(Raw records)
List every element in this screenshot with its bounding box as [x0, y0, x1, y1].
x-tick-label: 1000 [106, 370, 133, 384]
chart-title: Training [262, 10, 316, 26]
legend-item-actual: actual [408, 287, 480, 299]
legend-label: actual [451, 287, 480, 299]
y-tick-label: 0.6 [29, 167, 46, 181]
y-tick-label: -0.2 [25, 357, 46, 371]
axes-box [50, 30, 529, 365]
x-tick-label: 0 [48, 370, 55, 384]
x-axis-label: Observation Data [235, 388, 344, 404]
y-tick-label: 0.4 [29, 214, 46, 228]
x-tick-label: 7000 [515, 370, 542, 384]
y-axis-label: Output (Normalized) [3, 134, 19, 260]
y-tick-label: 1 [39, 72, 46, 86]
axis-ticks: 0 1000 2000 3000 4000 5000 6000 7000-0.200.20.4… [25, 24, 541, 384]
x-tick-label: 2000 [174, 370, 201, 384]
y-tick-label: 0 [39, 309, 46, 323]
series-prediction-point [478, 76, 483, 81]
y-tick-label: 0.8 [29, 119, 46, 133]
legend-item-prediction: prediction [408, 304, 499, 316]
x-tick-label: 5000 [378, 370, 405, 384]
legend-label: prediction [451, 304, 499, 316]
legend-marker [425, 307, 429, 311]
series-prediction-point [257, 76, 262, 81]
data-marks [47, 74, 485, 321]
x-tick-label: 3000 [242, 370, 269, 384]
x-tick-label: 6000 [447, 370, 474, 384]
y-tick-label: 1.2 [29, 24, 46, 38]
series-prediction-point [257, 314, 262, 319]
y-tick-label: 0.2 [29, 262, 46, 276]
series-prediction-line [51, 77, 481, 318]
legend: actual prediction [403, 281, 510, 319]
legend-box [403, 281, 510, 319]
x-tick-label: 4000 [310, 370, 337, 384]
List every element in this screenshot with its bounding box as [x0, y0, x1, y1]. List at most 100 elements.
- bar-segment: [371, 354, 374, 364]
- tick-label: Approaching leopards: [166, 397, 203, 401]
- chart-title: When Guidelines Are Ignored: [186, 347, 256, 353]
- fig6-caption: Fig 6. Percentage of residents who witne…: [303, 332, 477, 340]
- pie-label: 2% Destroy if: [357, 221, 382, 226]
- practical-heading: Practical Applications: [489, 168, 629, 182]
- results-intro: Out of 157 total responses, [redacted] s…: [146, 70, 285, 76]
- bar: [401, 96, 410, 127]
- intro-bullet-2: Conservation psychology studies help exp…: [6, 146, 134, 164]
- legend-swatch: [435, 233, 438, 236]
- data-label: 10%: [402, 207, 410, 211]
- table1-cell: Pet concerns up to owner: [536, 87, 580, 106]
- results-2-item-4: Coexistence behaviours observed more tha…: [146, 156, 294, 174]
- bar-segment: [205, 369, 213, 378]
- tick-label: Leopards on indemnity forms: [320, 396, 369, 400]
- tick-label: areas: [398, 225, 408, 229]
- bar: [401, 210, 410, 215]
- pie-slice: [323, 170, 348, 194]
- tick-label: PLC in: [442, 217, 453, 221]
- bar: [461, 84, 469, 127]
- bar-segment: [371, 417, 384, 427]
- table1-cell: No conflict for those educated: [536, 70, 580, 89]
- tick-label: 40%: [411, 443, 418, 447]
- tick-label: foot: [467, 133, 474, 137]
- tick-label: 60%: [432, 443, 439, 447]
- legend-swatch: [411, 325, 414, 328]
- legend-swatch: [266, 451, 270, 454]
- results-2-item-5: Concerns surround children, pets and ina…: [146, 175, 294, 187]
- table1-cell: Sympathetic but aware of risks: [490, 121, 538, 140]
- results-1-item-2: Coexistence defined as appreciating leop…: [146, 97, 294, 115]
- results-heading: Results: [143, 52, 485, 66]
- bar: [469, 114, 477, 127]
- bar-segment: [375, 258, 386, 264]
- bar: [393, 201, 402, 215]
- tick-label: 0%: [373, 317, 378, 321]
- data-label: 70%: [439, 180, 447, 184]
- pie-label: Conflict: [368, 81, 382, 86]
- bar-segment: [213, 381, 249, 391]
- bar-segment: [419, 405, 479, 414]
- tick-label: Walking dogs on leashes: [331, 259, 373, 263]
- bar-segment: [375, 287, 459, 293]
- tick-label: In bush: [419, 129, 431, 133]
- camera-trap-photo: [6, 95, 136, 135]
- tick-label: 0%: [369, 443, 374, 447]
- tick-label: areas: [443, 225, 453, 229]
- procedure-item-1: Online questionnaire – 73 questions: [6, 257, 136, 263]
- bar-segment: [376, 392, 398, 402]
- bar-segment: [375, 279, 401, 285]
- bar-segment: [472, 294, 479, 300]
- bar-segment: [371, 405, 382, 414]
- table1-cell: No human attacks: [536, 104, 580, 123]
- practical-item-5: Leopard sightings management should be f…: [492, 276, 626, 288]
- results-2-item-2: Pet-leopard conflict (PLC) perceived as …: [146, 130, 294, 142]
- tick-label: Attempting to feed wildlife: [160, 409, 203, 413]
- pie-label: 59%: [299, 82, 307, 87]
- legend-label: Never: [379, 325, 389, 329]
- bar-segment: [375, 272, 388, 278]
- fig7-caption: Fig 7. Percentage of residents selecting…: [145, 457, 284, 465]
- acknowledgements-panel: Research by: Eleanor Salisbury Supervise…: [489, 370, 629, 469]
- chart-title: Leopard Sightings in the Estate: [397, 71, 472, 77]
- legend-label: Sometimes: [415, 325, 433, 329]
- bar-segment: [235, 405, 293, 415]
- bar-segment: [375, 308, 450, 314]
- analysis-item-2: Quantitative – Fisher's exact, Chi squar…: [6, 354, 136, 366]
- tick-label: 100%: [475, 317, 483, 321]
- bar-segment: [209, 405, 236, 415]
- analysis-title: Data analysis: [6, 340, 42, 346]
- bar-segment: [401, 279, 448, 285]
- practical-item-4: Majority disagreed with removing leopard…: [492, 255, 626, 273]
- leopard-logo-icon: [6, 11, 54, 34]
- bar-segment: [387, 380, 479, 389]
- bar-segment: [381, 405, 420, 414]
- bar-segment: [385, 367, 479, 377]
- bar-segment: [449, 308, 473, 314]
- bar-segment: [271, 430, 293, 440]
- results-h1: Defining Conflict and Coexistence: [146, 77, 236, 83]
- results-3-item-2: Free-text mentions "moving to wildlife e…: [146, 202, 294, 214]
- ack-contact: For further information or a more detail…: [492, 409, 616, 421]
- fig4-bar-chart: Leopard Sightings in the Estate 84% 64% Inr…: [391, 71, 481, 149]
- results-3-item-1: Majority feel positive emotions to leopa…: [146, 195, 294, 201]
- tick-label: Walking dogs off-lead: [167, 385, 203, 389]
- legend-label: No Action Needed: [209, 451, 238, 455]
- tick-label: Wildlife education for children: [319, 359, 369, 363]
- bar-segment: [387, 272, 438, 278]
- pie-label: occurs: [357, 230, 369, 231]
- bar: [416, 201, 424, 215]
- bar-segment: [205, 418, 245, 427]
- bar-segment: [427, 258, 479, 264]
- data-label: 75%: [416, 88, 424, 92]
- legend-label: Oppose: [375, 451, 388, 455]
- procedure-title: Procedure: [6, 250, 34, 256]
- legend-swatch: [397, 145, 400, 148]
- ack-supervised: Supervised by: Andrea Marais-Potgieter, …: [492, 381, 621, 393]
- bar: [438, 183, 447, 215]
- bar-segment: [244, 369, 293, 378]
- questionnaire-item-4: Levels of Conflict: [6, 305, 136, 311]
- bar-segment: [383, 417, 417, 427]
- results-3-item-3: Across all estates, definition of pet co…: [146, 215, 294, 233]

Task details: Identify each line of the records that contains the string "chart", matching case exactly, and copy those lines.

Result of this task:
chart-title: Training [262, 10, 316, 26]
- chart-title: When Guidelines Are Ignored: [186, 347, 256, 353]
- chart-title: Leopard Sightings in the Estate: [397, 71, 472, 77]
- fig4-bar-chart: Leopard Sightings in the Estate 84% 64% Inr…: [391, 71, 481, 149]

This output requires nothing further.